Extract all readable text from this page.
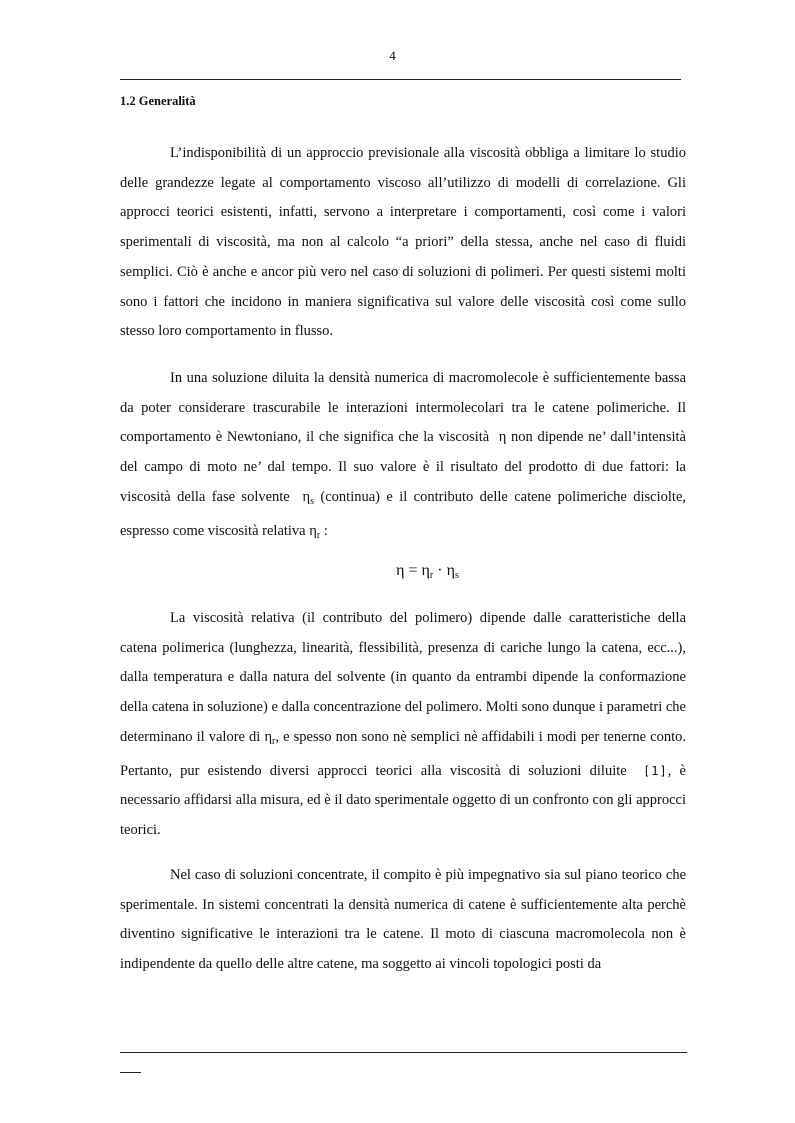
4
1.2 Generalità

L’indisponibilità di un approccio previsionale alla viscosità obbliga a limitare lo studio delle grandezze legate al comportamento viscoso all’utilizzo di modelli di correlazione. Gli approcci teorici esistenti, infatti, servono a interpretare i comportamenti, così come i valori sperimentali di viscosità, ma non al calcolo “a priori” della stessa, anche nel caso di fluidi semplici. Ciò è anche e ancor più vero nel caso di soluzioni di polimeri. Per questi sistemi molti sono i fattori che incidono in maniera significativa sul valore delle viscosità così come sullo stesso loro comportamento in flusso.

In una soluzione diluita la densità numerica di macromolecole è sufficientemente bassa da poter considerare trascurabile le interazioni intermolecolari tra le catene polimeriche. Il comportamento è Newtoniano, il che significa che la viscosità η non dipende ne’ dall’intensità del campo di moto ne’ dal tempo. Il suo valore è il risultato del prodotto di due fattori: la viscosità della fase solvente $\eta_s$ (continua) e il contributo delle catene polimeriche disciolte, espresso come viscosità relativa $\eta_r$ :

$\eta = \eta_r \cdot \eta_s$

La viscosità relativa (il contributo del polimero) dipende dalle caratteristiche della catena polimerica (lunghezza, linearità, flessibilità, presenza di cariche lungo la catena, ecc...), dalla temperatura e dalla natura del solvente (in quanto da entrambi dipende la conformazione della catena in soluzione) e dalla concentrazione del polimero. Molti sono dunque i parametri che determinano il valore di $\eta_r$, e spesso non sono nè semplici nè affidabili i modi per tenerne conto. Pertanto, pur esistendo diversi approcci teorici alla viscosità di soluzioni diluite [1], è necessario affidarsi alla misura, ed è il dato sperimentale oggetto di un confronto con gli approcci teorici.

Nel caso di soluzioni concentrate, il compito è più impegnativo sia sul piano teorico che sperimentale. In sistemi concentrati la densità numerica di catene è sufficientemente alta perchè diventino significative le interazioni tra le catene. Il moto di ciascuna macromolecola non è indipendente da quello delle altre catene, ma soggetto ai vincoli topologici posti da
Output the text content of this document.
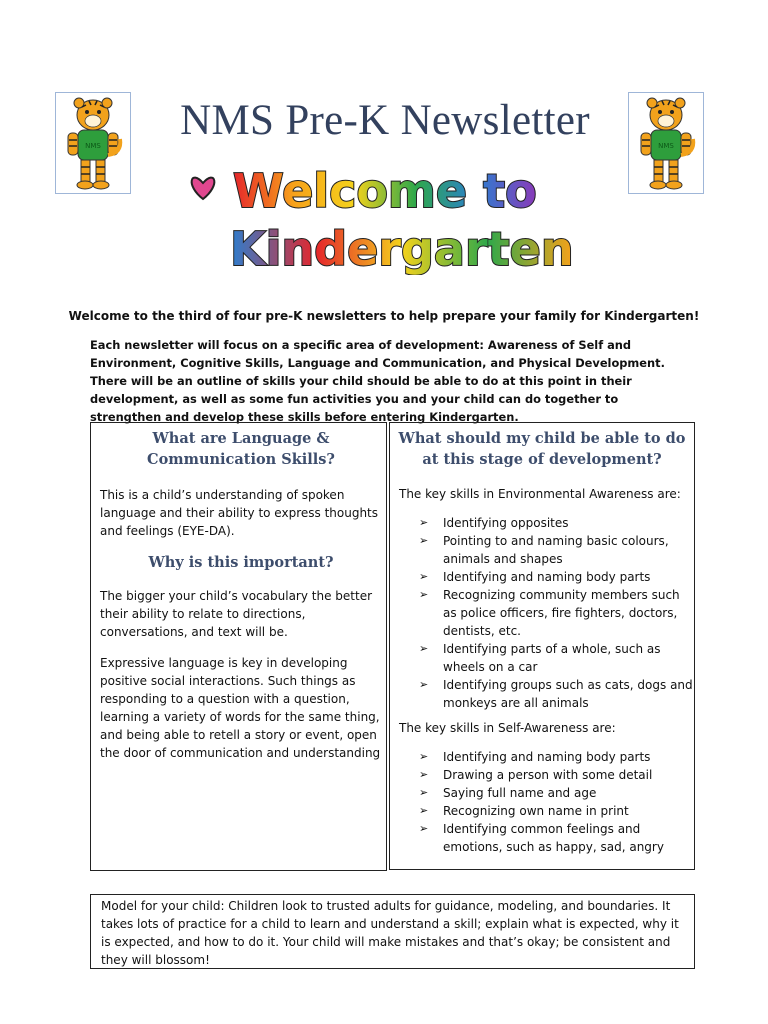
NMS	NMS
NMS Pre-K Newsletter
Welcome to
Kindergarten
Welcome to the third of four pre-K newsletters to help prepare your family for Kindergarten!

Each newsletter will focus on a specific area of development: Awareness of Self and Environment, Cognitive Skills, Language and Communication, and Physical Development. There will be an outline of skills your child should be able to do at this point in their development, as well as some fun activities you and your child can do together to strengthen and develop these skills before entering Kindergarten.

What are Language & Communication Skills?

This is a child’s understanding of spoken language and their ability to express thoughts and feelings (EYE-DA).

Why is this important?

The bigger your child’s vocabulary the better their ability to relate to directions, conversations, and text will be.

Expressive language is key in developing positive social interactions. Such things as responding to a question with a question, learning a variety of words for the same thing, and being able to retell a story or event, open the door of communication and understanding

What should my child be able to do at this stage of development?

The key skills in Environmental Awareness are:

➢ Identifying opposites
➢ Pointing to and naming basic colours, animals and shapes
➢ Identifying and naming body parts
➢ Recognizing community members such as police officers, fire fighters, doctors, dentists, etc.
➢ Identifying parts of a whole, such as wheels on a car
➢ Identifying groups such as cats, dogs and monkeys are all animals

The key skills in Self-Awareness are:

➢ Identifying and naming body parts
➢ Drawing a person with some detail
➢ Saying full name and age
➢ Recognizing own name in print
➢ Identifying common feelings and emotions, such as happy, sad, angry

Model for your child: Children look to trusted adults for guidance, modeling, and boundaries. It takes lots of practice for a child to learn and understand a skill; explain what is expected, why it is expected, and how to do it. Your child will make mistakes and that’s okay; be consistent and they will blossom!
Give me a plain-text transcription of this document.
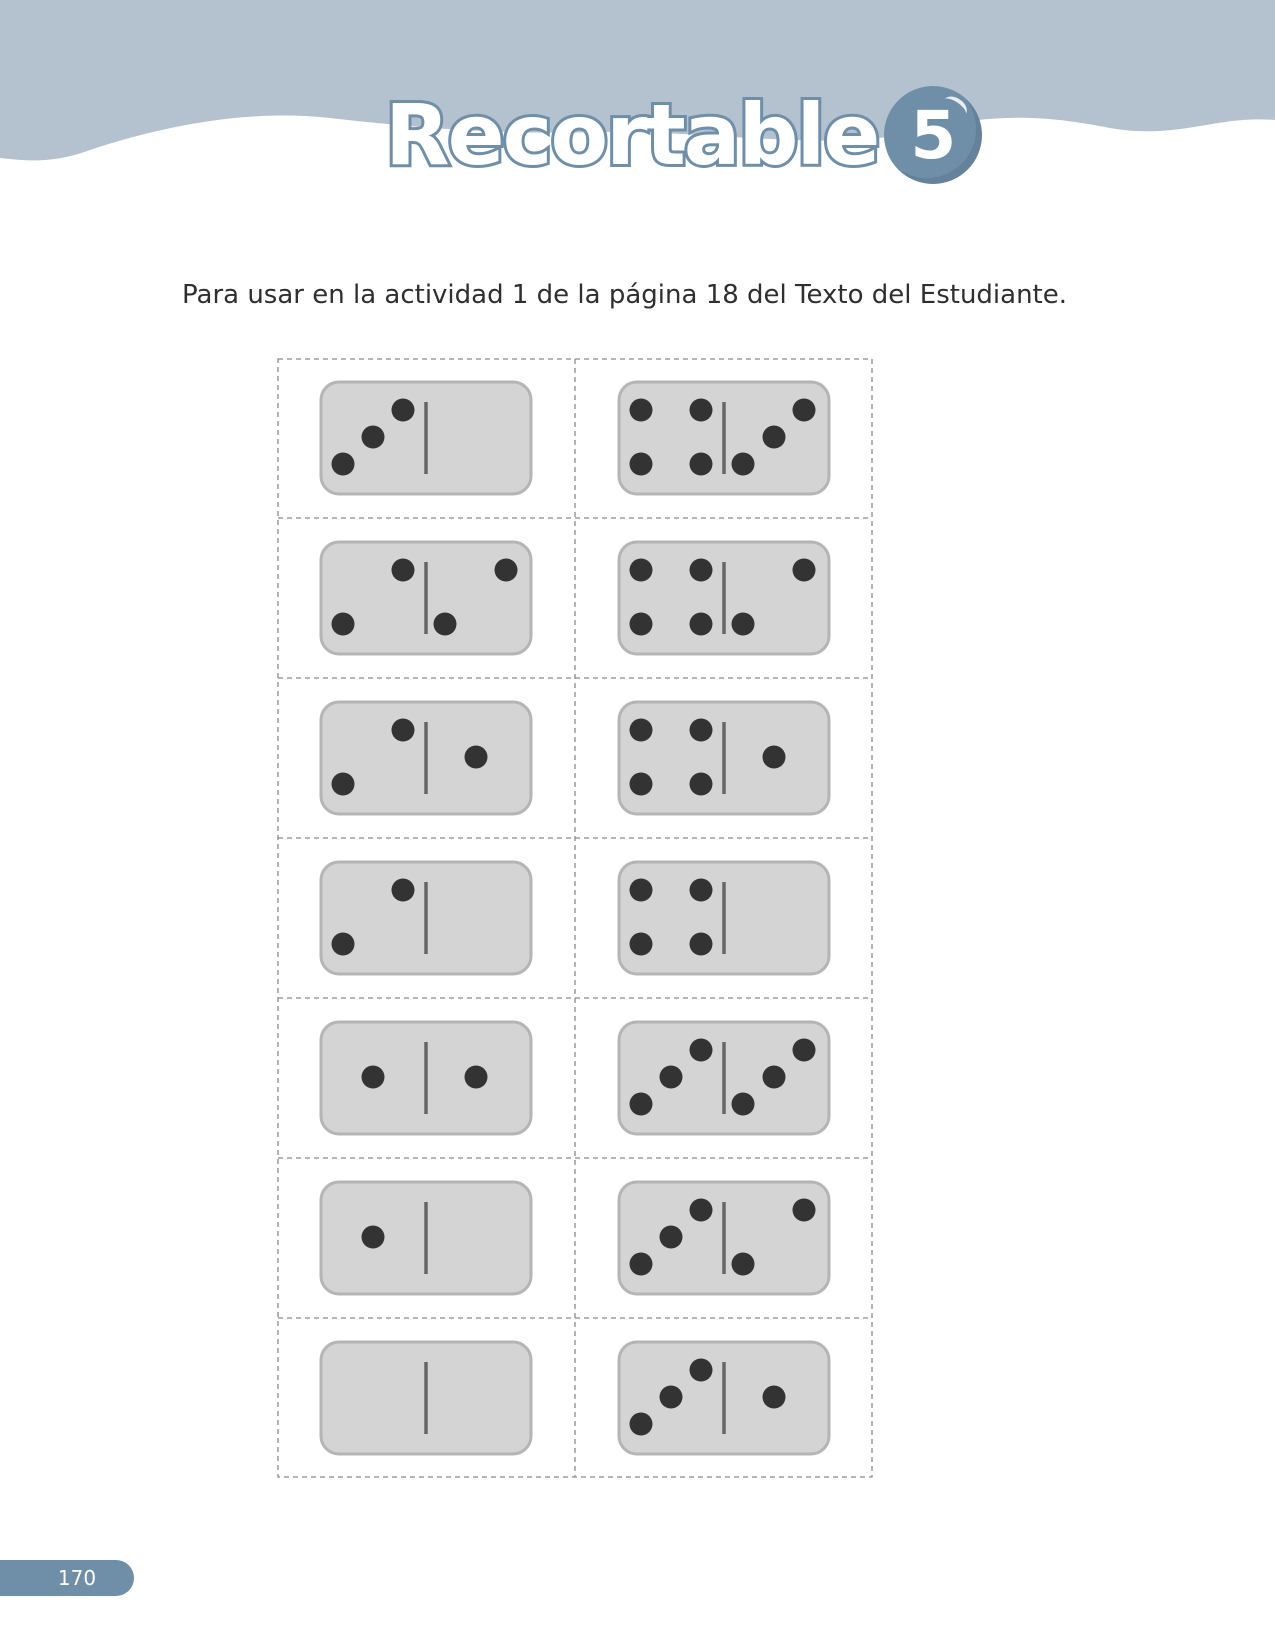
Recortable 5
Para usar en la actividad 1 de la página 18 del Texto del Estudiante.
170
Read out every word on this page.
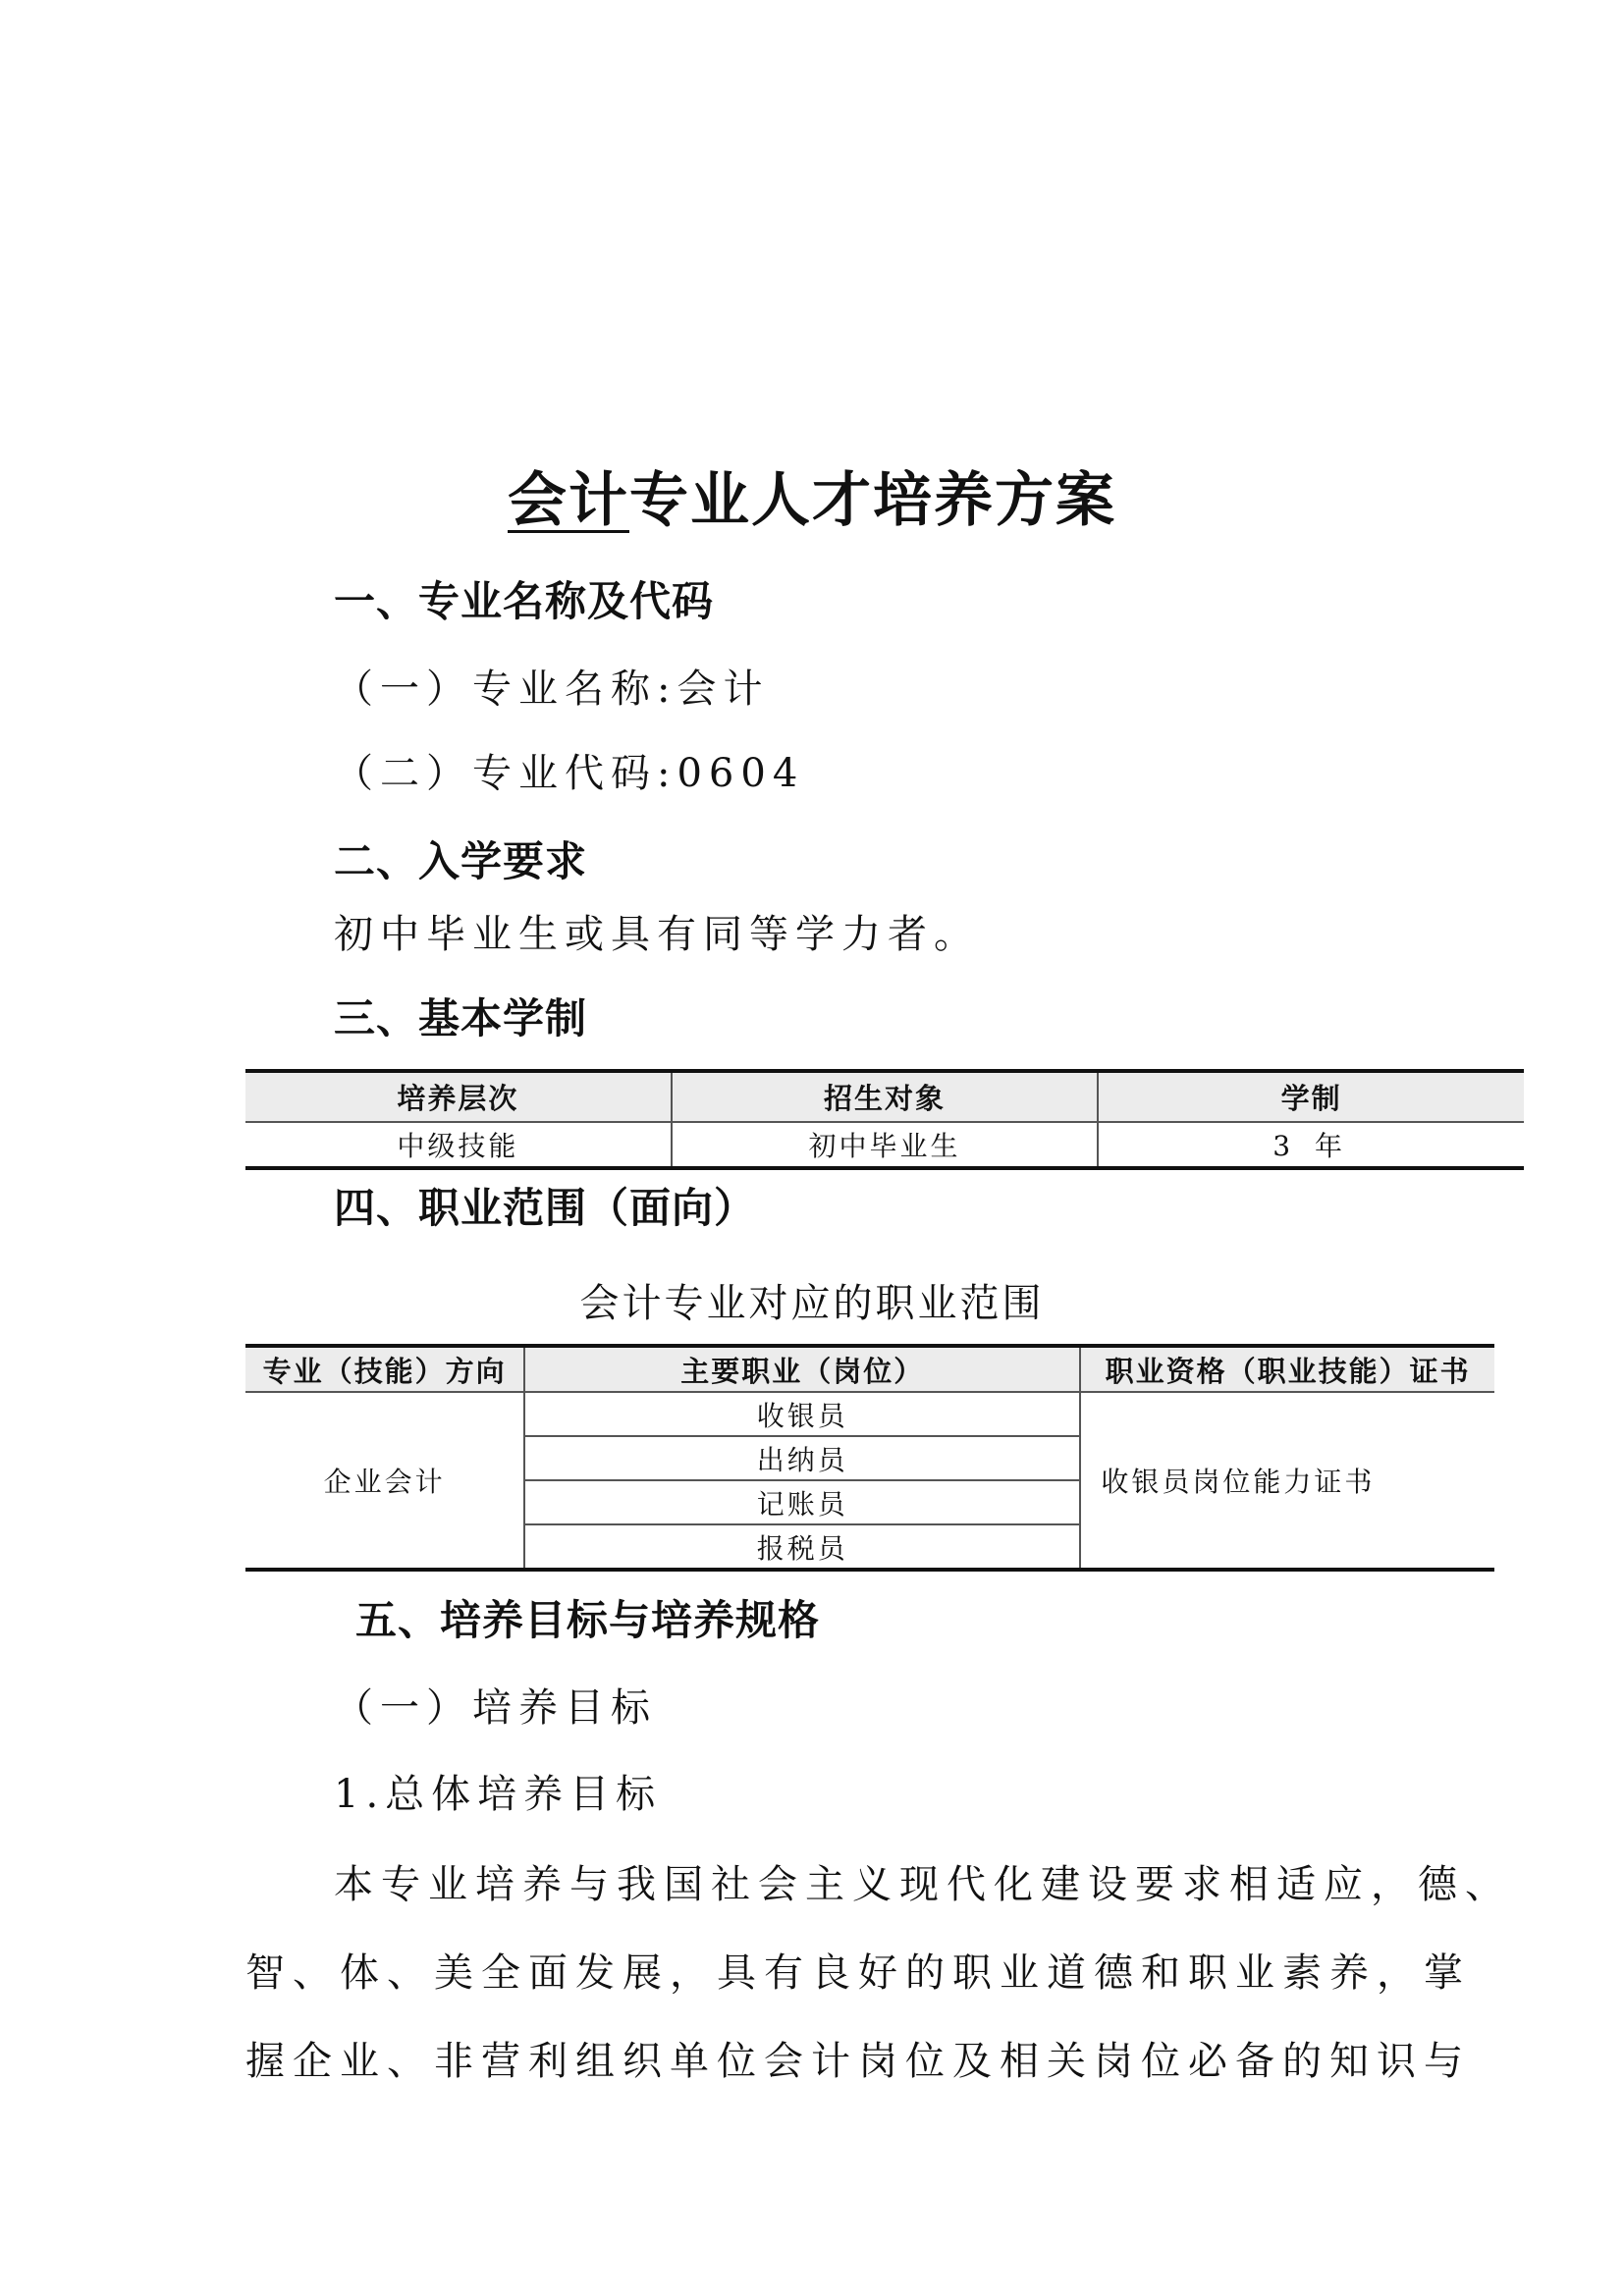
会计专业人才培养方案
一、专业名称及代码
（一）专业名称:会计
（二）专业代码:0604
二、入学要求
初中毕业生或具有同等学力者。
三、基本学制
培养层次	招生对象	学制
中级技能	初中毕业生	3 年
四、职业范围（面向）
会计专业对应的职业范围
专业（技能）方向	主要职业（岗位）	职业资格（职业技能）证书
企业会计	收银员	收银员岗位能力证书
	出纳员	
	记账员	
	报税员	
五、培养目标与培养规格
（一）培养目标
1.总体培养目标
本专业培养与我国社会主义现代化建设要求相适应，德、
智、体、美全面发展，具有良好的职业道德和职业素养，掌
握企业、非营利组织单位会计岗位及相关岗位必备的知识与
━━━━━━━━━━━━━━━━
## What the task requires:
Filter the records for lines holding the string "name". Copy each one.

## Result below:
➢ Saying full name and age
➢ Recognizing own name in print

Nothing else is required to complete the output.